Write out all the material exactly. Leave nothing out.

-- BEGIN DATA --

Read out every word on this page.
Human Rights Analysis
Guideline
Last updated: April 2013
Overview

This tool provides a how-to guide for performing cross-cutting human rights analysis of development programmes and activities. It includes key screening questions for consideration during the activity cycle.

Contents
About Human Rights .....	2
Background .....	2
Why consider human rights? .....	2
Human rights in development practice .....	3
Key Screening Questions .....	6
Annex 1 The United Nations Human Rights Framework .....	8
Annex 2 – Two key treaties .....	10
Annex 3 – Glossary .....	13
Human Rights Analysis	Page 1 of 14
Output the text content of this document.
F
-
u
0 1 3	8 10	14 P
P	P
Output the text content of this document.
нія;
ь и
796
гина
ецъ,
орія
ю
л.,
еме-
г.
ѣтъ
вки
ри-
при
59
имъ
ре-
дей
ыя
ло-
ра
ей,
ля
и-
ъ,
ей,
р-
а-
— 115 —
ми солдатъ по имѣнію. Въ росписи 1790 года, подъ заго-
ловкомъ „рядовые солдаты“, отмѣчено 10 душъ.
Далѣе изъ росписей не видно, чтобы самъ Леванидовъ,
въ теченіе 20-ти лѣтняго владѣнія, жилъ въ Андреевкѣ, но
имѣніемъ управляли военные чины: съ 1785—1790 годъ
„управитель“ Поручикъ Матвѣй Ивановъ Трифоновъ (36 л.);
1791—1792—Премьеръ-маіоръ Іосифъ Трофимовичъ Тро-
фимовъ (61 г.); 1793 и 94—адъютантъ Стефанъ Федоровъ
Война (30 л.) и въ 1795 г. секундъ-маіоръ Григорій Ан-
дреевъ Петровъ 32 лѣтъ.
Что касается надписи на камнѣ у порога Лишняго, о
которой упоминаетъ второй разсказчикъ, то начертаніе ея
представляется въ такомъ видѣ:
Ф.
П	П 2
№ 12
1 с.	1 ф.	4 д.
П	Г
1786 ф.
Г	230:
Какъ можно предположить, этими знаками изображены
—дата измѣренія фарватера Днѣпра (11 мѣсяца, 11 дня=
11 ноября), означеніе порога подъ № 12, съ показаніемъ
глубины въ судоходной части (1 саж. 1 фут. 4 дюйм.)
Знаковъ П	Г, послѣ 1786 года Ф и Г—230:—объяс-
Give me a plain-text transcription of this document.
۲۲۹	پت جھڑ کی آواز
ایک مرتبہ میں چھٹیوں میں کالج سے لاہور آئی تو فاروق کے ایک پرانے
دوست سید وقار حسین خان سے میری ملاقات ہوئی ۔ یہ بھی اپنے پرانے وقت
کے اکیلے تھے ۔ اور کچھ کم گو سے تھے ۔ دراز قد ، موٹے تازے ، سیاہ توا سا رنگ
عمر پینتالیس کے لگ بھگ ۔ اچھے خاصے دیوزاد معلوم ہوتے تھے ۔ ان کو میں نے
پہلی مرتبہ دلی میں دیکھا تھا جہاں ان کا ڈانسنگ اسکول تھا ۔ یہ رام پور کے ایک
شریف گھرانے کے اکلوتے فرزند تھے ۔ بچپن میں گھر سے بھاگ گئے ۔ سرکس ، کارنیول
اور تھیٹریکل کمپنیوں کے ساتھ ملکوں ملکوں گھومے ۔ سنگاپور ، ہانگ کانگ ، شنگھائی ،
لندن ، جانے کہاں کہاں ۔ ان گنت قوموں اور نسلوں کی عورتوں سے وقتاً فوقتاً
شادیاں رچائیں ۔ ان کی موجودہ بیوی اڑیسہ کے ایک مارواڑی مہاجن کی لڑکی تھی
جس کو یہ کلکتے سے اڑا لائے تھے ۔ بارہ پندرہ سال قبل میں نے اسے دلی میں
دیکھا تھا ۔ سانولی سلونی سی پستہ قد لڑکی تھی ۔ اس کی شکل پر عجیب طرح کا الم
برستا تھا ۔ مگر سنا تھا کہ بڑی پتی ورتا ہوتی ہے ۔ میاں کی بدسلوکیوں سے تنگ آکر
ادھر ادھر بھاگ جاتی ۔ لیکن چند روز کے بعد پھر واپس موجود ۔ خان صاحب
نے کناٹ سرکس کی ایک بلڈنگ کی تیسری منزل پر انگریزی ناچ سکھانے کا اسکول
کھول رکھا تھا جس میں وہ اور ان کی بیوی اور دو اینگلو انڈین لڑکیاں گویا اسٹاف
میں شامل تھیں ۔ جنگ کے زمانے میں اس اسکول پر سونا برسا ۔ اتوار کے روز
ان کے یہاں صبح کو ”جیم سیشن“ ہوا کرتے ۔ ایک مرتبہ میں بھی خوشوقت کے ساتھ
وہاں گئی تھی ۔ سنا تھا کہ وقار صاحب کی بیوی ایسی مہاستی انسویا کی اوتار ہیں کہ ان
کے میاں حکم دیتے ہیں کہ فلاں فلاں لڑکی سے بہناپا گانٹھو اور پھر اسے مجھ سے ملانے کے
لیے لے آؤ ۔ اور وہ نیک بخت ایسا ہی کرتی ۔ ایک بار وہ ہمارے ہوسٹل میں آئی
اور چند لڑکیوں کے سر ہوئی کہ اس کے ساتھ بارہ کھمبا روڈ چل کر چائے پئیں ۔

-- END DATA --

▶ COMPLETE RESPONSE
Read out every word on this page.
Human Rights Analysis
Guideline
Last updated: April 2013
Overview

This tool provides a how-to guide for performing cross-cutting human rights analysis of development programmes and activities. It includes key screening questions for consideration during the activity cycle.

Contents
About Human Rights .....	2
Background .....	2
Why consider human rights? .....	2
Human rights in development practice .....	3
Key Screening Questions .....	6
Annex 1 The United Nations Human Rights Framework .....	8
Annex 2 – Two key treaties .....	10
Annex 3 – Glossary .....	13
Human Rights Analysis	Page 1 of 14
Output the text content of this document.
F
-
u
0 1 3	8 10	14 P
P	P
Output the text content of this document.
нія;
ь и
796
гина
ецъ,
орія
ю
л.,
еме-
г.
ѣтъ
вки
ри-
при
59
имъ
ре-
дей
ыя
ло-
ра
ей,
ля
и-
ъ,
ей,
р-
а-
— 115 —
ми солдатъ по имѣнію. Въ росписи 1790 года, подъ заго-
ловкомъ „рядовые солдаты“, отмѣчено 10 душъ.
Далѣе изъ росписей не видно, чтобы самъ Леванидовъ,
въ теченіе 20-ти лѣтняго владѣнія, жилъ въ Андреевкѣ, но
имѣніемъ управляли военные чины: съ 1785—1790 годъ
„управитель“ Поручикъ Матвѣй Ивановъ Трифоновъ (36 л.);
1791—1792—Премьеръ-маіоръ Іосифъ Трофимовичъ Тро-
фимовъ (61 г.); 1793 и 94—адъютантъ Стефанъ Федоровъ
Война (30 л.) и въ 1795 г. секундъ-маіоръ Григорій Ан-
дреевъ Петровъ 32 лѣтъ.
Что касается надписи на камнѣ у порога Лишняго, о
которой упоминаетъ второй разсказчикъ, то начертаніе ея
представляется въ такомъ видѣ:
Ф.
П	П 2
№ 12
1 с.	1 ф.	4 д.
П	Г
1786 ф.
Г	230:
Какъ можно предположить, этими знаками изображены
—дата измѣренія фарватера Днѣпра (11 мѣсяца, 11 дня=
11 ноября), означеніе порога подъ № 12, съ показаніемъ
глубины въ судоходной части (1 саж. 1 фут. 4 дюйм.)
Знаковъ П	Г, послѣ 1786 года Ф и Г—230:—объяс-
Give me a plain-text transcription of this document.
۲۲۹	پت جھڑ کی آواز
ایک مرتبہ میں چھٹیوں میں کالج سے لاہور آئی تو فاروق کے ایک پرانے
دوست سید وقار حسین خان سے میری ملاقات ہوئی ۔ یہ بھی اپنے پرانے وقت
کے اکیلے تھے ۔ اور کچھ کم گو سے تھے ۔ دراز قد ، موٹے تازے ، سیاہ توا سا رنگ
عمر پینتالیس کے لگ بھگ ۔ اچھے خاصے دیوزاد معلوم ہوتے تھے ۔ ان کو میں نے
پہلی مرتبہ دلی میں دیکھا تھا جہاں ان کا ڈانسنگ اسکول تھا ۔ یہ رام پور کے ایک
شریف گھرانے کے اکلوتے فرزند تھے ۔ بچپن میں گھر سے بھاگ گئے ۔ سرکس ، کارنیول
اور تھیٹریکل کمپنیوں کے ساتھ ملکوں ملکوں گھومے ۔ سنگاپور ، ہانگ کانگ ، شنگھائی ،
لندن ، جانے کہاں کہاں ۔ ان گنت قوموں اور نسلوں کی عورتوں سے وقتاً فوقتاً
شادیاں رچائیں ۔ ان کی موجودہ بیوی اڑیسہ کے ایک مارواڑی مہاجن کی لڑکی تھی
جس کو یہ کلکتے سے اڑا لائے تھے ۔ بارہ پندرہ سال قبل میں نے اسے دلی میں
دیکھا تھا ۔ سانولی سلونی سی پستہ قد لڑکی تھی ۔ اس کی شکل پر عجیب طرح کا الم
برستا تھا ۔ مگر سنا تھا کہ بڑی پتی ورتا ہوتی ہے ۔ میاں کی بدسلوکیوں سے تنگ آکر
ادھر ادھر بھاگ جاتی ۔ لیکن چند روز کے بعد پھر واپس موجود ۔ خان صاحب
نے کناٹ سرکس کی ایک بلڈنگ کی تیسری منزل پر انگریزی ناچ سکھانے کا اسکول
کھول رکھا تھا جس میں وہ اور ان کی بیوی اور دو اینگلو انڈین لڑکیاں گویا اسٹاف
میں شامل تھیں ۔ جنگ کے زمانے میں اس اسکول پر سونا برسا ۔ اتوار کے روز
ان کے یہاں صبح کو ”جیم سیشن“ ہوا کرتے ۔ ایک مرتبہ میں بھی خوشوقت کے ساتھ
وہاں گئی تھی ۔ سنا تھا کہ وقار صاحب کی بیوی ایسی مہاستی انسویا کی اوتار ہیں کہ ان
کے میاں حکم دیتے ہیں کہ فلاں فلاں لڑکی سے بہناپا گانٹھو اور پھر اسے مجھ سے ملانے کے
لیے لے آؤ ۔ اور وہ نیک بخت ایسا ہی کرتی ۔ ایک بار وہ ہمارے ہوسٹل میں آئی
اور چند لڑکیوں کے سر ہوئی کہ اس کے ساتھ بارہ کھمبا روڈ چل کر چائے پئیں ۔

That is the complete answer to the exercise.